(Saved entries)
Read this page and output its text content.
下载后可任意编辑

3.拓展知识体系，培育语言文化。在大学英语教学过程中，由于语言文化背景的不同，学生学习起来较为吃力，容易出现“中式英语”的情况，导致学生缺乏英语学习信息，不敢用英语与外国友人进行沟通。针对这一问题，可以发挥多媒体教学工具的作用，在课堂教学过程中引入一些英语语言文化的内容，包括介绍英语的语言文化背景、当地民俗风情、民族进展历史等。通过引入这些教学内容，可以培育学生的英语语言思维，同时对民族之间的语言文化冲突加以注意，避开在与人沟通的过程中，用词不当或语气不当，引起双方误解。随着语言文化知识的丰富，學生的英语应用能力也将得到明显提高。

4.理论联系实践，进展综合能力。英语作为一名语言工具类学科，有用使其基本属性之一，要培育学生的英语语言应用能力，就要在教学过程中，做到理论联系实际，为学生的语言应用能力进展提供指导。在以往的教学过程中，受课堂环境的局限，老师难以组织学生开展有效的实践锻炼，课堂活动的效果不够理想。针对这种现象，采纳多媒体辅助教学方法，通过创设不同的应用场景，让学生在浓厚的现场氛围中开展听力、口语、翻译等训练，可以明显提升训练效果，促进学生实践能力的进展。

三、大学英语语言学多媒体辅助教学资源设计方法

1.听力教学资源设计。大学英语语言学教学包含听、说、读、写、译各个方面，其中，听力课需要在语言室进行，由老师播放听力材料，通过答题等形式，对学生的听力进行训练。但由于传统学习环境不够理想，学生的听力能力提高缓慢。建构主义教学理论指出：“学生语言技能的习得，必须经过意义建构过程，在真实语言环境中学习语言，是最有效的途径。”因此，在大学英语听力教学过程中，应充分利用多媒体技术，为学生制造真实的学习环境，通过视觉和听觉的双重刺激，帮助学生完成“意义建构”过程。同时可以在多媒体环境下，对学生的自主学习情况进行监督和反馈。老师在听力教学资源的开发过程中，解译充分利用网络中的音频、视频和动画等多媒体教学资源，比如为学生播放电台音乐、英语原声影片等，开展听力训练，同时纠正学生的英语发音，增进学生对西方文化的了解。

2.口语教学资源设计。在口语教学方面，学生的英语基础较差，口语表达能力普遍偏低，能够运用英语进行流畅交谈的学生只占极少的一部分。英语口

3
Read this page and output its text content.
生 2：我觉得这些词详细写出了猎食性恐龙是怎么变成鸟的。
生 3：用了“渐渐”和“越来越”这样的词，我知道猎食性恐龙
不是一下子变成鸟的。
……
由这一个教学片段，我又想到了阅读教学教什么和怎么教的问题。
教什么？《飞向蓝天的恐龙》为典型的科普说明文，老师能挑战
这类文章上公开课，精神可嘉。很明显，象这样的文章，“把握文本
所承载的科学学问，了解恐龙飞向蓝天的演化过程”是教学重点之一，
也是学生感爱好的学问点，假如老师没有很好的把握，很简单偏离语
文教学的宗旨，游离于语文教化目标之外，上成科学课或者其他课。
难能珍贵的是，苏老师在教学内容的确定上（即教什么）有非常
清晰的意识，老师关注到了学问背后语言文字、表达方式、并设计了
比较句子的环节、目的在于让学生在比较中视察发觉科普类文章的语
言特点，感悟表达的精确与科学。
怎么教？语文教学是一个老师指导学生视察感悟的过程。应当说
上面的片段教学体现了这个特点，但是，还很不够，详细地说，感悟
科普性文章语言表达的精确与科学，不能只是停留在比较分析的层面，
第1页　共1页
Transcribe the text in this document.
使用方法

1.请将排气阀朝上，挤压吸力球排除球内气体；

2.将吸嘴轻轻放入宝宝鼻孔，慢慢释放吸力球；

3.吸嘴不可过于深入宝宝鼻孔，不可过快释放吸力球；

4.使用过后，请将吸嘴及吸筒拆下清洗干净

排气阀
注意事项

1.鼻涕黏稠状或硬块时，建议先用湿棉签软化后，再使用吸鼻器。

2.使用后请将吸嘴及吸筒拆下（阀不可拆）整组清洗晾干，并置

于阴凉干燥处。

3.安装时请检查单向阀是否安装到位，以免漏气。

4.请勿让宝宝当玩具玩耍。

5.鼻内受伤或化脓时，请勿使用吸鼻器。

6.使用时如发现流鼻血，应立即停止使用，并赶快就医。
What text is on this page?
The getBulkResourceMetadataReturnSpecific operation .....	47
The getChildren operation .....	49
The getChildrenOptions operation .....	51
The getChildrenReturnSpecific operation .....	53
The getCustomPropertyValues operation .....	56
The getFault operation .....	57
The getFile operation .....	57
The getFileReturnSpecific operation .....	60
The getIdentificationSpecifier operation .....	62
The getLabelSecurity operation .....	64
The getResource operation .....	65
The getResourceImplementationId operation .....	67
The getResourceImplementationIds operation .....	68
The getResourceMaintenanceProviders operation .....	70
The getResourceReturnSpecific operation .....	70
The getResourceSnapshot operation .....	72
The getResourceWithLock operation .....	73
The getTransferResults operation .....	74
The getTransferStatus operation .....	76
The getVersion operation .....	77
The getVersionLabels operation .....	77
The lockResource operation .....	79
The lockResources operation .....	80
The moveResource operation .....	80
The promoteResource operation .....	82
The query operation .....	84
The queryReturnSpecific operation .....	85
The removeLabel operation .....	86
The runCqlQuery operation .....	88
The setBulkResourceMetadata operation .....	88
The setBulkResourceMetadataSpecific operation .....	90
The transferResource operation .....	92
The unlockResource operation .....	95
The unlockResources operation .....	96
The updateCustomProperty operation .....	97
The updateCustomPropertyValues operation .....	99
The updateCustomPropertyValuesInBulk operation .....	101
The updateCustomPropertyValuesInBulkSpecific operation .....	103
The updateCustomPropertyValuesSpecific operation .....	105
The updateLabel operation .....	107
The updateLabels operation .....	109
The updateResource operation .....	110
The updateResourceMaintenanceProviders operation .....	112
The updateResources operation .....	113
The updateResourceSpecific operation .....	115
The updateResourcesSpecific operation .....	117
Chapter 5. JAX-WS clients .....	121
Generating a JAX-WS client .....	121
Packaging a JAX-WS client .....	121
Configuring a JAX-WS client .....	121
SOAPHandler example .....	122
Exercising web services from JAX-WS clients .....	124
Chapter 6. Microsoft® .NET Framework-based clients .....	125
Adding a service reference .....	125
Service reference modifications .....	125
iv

> WHAT IS EXPECTED
Copy out the material above in its entirety. Every detail must match.

> EXERCISE RESULT
Read this page and output its text content.
下载后可任意编辑

3.拓展知识体系，培育语言文化。在大学英语教学过程中，由于语言文化背景的不同，学生学习起来较为吃力，容易出现“中式英语”的情况，导致学生缺乏英语学习信息，不敢用英语与外国友人进行沟通。针对这一问题，可以发挥多媒体教学工具的作用，在课堂教学过程中引入一些英语语言文化的内容，包括介绍英语的语言文化背景、当地民俗风情、民族进展历史等。通过引入这些教学内容，可以培育学生的英语语言思维，同时对民族之间的语言文化冲突加以注意，避开在与人沟通的过程中，用词不当或语气不当，引起双方误解。随着语言文化知识的丰富，學生的英语应用能力也将得到明显提高。

4.理论联系实践，进展综合能力。英语作为一名语言工具类学科，有用使其基本属性之一，要培育学生的英语语言应用能力，就要在教学过程中，做到理论联系实际，为学生的语言应用能力进展提供指导。在以往的教学过程中，受课堂环境的局限，老师难以组织学生开展有效的实践锻炼，课堂活动的效果不够理想。针对这种现象，采纳多媒体辅助教学方法，通过创设不同的应用场景，让学生在浓厚的现场氛围中开展听力、口语、翻译等训练，可以明显提升训练效果，促进学生实践能力的进展。

三、大学英语语言学多媒体辅助教学资源设计方法

1.听力教学资源设计。大学英语语言学教学包含听、说、读、写、译各个方面，其中，听力课需要在语言室进行，由老师播放听力材料，通过答题等形式，对学生的听力进行训练。但由于传统学习环境不够理想，学生的听力能力提高缓慢。建构主义教学理论指出：“学生语言技能的习得，必须经过意义建构过程，在真实语言环境中学习语言，是最有效的途径。”因此，在大学英语听力教学过程中，应充分利用多媒体技术，为学生制造真实的学习环境，通过视觉和听觉的双重刺激，帮助学生完成“意义建构”过程。同时可以在多媒体环境下，对学生的自主学习情况进行监督和反馈。老师在听力教学资源的开发过程中，解译充分利用网络中的音频、视频和动画等多媒体教学资源，比如为学生播放电台音乐、英语原声影片等，开展听力训练，同时纠正学生的英语发音，增进学生对西方文化的了解。

2.口语教学资源设计。在口语教学方面，学生的英语基础较差，口语表达能力普遍偏低，能够运用英语进行流畅交谈的学生只占极少的一部分。英语口

3
Read this page and output its text content.
生 2：我觉得这些词详细写出了猎食性恐龙是怎么变成鸟的。
生 3：用了“渐渐”和“越来越”这样的词，我知道猎食性恐龙
不是一下子变成鸟的。
……
由这一个教学片段，我又想到了阅读教学教什么和怎么教的问题。
教什么？《飞向蓝天的恐龙》为典型的科普说明文，老师能挑战
这类文章上公开课，精神可嘉。很明显，象这样的文章，“把握文本
所承载的科学学问，了解恐龙飞向蓝天的演化过程”是教学重点之一，
也是学生感爱好的学问点，假如老师没有很好的把握，很简单偏离语
文教学的宗旨，游离于语文教化目标之外，上成科学课或者其他课。
难能珍贵的是，苏老师在教学内容的确定上（即教什么）有非常
清晰的意识，老师关注到了学问背后语言文字、表达方式、并设计了
比较句子的环节、目的在于让学生在比较中视察发觉科普类文章的语
言特点，感悟表达的精确与科学。
怎么教？语文教学是一个老师指导学生视察感悟的过程。应当说
上面的片段教学体现了这个特点，但是，还很不够，详细地说，感悟
科普性文章语言表达的精确与科学，不能只是停留在比较分析的层面，
第1页　共1页
Transcribe the text in this document.
使用方法

1.请将排气阀朝上，挤压吸力球排除球内气体；

2.将吸嘴轻轻放入宝宝鼻孔，慢慢释放吸力球；

3.吸嘴不可过于深入宝宝鼻孔，不可过快释放吸力球；

4.使用过后，请将吸嘴及吸筒拆下清洗干净

排气阀
注意事项

1.鼻涕黏稠状或硬块时，建议先用湿棉签软化后，再使用吸鼻器。

2.使用后请将吸嘴及吸筒拆下（阀不可拆）整组清洗晾干，并置

于阴凉干燥处。

3.安装时请检查单向阀是否安装到位，以免漏气。

4.请勿让宝宝当玩具玩耍。

5.鼻内受伤或化脓时，请勿使用吸鼻器。

6.使用时如发现流鼻血，应立即停止使用，并赶快就医。
What text is on this page?
The getBulkResourceMetadataReturnSpecific operation .....	47
The getChildren operation .....	49
The getChildrenOptions operation .....	51
The getChildrenReturnSpecific operation .....	53
The getCustomPropertyValues operation .....	56
The getFault operation .....	57
The getFile operation .....	57
The getFileReturnSpecific operation .....	60
The getIdentificationSpecifier operation .....	62
The getLabelSecurity operation .....	64
The getResource operation .....	65
The getResourceImplementationId operation .....	67
The getResourceImplementationIds operation .....	68
The getResourceMaintenanceProviders operation .....	70
The getResourceReturnSpecific operation .....	70
The getResourceSnapshot operation .....	72
The getResourceWithLock operation .....	73
The getTransferResults operation .....	74
The getTransferStatus operation .....	76
The getVersion operation .....	77
The getVersionLabels operation .....	77
The lockResource operation .....	79
The lockResources operation .....	80
The moveResource operation .....	80
The promoteResource operation .....	82
The query operation .....	84
The queryReturnSpecific operation .....	85
The removeLabel operation .....	86
The runCqlQuery operation .....	88
The setBulkResourceMetadata operation .....	88
The setBulkResourceMetadataSpecific operation .....	90
The transferResource operation .....	92
The unlockResource operation .....	95
The unlockResources operation .....	96
The updateCustomProperty operation .....	97
The updateCustomPropertyValues operation .....	99
The updateCustomPropertyValuesInBulk operation .....	101
The updateCustomPropertyValuesInBulkSpecific operation .....	103
The updateCustomPropertyValuesSpecific operation .....	105
The updateLabel operation .....	107
The updateLabels operation .....	109
The updateResource operation .....	110
The updateResourceMaintenanceProviders operation .....	112
The updateResources operation .....	113
The updateResourceSpecific operation .....	115
The updateResourcesSpecific operation .....	117
Chapter 5. JAX-WS clients .....	121
Generating a JAX-WS client .....	121
Packaging a JAX-WS client .....	121
Configuring a JAX-WS client .....	121
SOAPHandler example .....	122
Exercising web services from JAX-WS clients .....	124
Chapter 6. Microsoft® .NET Framework-based clients .....	125
Adding a service reference .....	125
Service reference modifications .....	125
iv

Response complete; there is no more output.